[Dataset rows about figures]
================
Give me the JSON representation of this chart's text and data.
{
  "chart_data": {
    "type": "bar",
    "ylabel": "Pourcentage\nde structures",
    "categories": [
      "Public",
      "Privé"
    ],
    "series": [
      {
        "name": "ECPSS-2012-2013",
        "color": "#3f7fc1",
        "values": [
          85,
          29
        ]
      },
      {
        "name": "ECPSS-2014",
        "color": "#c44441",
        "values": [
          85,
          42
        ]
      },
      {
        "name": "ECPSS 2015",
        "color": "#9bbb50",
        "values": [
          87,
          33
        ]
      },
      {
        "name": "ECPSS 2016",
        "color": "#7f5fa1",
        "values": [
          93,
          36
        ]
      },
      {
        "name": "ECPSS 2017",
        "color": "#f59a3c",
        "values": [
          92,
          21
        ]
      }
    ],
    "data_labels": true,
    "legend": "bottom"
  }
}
================
Task instructions — Tally the lines above that contain the word "ECPSS", and reply with only the number.

Finished answer — 5